Stated exercise
Format the items from the first line through the line containing "series-layer <box>101 81 601 498</box>" as a JSON list of strings, one string per line, skipping blank lines.
* START Stored records *
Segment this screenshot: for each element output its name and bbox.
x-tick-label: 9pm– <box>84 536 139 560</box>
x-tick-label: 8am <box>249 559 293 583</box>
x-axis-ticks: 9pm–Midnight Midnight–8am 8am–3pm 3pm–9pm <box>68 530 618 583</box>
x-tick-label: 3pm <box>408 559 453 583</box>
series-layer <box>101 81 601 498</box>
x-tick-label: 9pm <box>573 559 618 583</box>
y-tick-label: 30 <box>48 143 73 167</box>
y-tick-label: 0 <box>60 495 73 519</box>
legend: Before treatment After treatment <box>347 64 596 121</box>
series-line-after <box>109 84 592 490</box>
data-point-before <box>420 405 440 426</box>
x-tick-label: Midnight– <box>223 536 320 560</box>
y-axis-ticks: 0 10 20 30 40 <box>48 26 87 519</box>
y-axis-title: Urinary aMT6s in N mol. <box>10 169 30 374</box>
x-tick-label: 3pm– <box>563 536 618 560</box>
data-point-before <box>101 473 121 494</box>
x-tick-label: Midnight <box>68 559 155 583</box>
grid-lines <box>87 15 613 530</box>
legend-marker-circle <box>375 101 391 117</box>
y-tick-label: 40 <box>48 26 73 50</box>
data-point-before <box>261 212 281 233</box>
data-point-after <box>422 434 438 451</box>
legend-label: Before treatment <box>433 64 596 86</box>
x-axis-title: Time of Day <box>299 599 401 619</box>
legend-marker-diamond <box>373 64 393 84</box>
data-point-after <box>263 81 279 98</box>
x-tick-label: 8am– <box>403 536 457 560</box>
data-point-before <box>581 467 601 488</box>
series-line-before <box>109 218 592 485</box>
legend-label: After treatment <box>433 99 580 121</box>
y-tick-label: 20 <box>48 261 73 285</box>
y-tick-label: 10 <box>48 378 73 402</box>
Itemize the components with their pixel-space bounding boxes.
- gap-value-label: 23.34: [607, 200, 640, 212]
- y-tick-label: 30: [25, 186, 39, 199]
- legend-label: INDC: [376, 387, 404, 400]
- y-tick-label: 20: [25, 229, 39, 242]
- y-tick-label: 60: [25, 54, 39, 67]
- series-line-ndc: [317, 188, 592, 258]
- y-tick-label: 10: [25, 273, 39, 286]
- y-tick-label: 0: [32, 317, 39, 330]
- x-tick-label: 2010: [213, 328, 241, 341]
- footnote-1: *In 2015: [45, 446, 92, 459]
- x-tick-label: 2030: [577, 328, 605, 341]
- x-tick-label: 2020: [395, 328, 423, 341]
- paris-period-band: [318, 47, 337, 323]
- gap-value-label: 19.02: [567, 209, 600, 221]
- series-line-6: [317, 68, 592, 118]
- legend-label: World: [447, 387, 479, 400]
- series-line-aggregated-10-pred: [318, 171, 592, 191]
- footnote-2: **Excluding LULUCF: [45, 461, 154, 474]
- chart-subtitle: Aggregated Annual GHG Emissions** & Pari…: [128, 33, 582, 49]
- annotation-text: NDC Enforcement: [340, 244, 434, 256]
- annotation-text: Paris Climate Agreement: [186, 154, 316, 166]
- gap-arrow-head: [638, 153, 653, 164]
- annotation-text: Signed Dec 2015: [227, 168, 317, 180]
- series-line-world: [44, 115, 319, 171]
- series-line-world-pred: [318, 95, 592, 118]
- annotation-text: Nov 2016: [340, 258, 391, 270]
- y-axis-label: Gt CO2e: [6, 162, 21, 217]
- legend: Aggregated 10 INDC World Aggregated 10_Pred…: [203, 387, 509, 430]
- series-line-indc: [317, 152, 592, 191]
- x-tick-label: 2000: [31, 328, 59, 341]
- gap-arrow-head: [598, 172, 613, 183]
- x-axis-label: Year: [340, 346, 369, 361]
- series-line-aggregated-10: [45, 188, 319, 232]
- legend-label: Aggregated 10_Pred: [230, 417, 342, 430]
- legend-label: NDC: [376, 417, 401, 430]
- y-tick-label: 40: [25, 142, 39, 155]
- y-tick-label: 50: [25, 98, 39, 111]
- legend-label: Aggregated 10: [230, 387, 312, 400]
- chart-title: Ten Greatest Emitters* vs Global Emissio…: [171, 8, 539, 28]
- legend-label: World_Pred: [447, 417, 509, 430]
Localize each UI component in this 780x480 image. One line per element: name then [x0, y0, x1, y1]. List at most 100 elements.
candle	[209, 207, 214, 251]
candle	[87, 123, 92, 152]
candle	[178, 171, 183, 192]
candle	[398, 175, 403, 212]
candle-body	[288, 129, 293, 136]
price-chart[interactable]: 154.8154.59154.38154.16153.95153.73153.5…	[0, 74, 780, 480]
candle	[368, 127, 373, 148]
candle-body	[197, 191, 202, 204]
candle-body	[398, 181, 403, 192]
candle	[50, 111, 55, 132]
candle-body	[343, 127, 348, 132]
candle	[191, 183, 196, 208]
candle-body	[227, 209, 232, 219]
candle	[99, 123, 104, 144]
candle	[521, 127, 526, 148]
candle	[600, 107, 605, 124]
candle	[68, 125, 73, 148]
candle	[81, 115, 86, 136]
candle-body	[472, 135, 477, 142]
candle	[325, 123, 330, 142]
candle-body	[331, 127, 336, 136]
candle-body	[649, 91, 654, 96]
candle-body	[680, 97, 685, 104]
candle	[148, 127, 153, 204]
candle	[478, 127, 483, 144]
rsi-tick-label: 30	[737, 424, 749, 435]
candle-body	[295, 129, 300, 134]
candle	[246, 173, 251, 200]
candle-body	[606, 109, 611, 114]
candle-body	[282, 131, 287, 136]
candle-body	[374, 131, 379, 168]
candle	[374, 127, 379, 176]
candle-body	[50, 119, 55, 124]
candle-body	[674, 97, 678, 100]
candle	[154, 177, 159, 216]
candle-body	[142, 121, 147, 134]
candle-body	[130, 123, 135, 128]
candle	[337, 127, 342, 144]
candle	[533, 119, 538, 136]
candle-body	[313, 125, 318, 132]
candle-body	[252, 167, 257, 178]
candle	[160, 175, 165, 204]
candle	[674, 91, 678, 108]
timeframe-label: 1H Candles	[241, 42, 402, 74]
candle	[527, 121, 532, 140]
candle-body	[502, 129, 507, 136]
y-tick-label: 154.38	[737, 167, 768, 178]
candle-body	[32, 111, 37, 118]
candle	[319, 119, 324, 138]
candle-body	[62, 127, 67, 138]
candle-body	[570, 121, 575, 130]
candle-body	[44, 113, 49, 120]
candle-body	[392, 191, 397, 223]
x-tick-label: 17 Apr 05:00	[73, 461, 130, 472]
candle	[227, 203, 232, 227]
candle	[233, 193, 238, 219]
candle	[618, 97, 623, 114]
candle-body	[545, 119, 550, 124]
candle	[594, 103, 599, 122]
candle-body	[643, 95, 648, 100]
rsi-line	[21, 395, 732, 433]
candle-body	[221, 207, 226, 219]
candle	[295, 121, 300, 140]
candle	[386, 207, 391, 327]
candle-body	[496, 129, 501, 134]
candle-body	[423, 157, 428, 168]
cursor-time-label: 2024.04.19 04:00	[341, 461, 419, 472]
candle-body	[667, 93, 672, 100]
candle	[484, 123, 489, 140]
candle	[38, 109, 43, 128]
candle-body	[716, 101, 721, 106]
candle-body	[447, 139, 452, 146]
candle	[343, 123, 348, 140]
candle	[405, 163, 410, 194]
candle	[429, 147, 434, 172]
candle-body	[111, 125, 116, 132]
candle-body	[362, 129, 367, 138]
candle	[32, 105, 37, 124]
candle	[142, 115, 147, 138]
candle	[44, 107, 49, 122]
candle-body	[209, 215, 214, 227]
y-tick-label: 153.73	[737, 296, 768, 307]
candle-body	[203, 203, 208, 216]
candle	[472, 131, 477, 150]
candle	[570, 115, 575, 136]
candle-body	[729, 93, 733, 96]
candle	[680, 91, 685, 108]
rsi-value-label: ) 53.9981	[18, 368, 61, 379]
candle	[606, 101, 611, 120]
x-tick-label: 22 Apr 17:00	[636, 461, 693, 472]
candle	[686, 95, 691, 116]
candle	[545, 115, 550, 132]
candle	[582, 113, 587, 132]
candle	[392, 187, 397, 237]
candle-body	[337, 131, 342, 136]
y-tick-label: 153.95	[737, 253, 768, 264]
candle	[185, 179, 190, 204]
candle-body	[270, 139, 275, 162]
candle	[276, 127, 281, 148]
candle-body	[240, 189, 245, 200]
* END Stored records *
Task output
[
  "Segment this screenshot: for each element output its name and bbox.",
  "x-tick-label: 9pm– <box>84 536 139 560</box>",
  "x-tick-label: 8am <box>249 559 293 583</box>",
  "x-axis-ticks: 9pm–Midnight Midnight–8am 8am–3pm 3pm–9pm <box>68 530 618 583</box>",
  "x-tick-label: 3pm <box>408 559 453 583</box>",
  "series-layer <box>101 81 601 498</box>"
]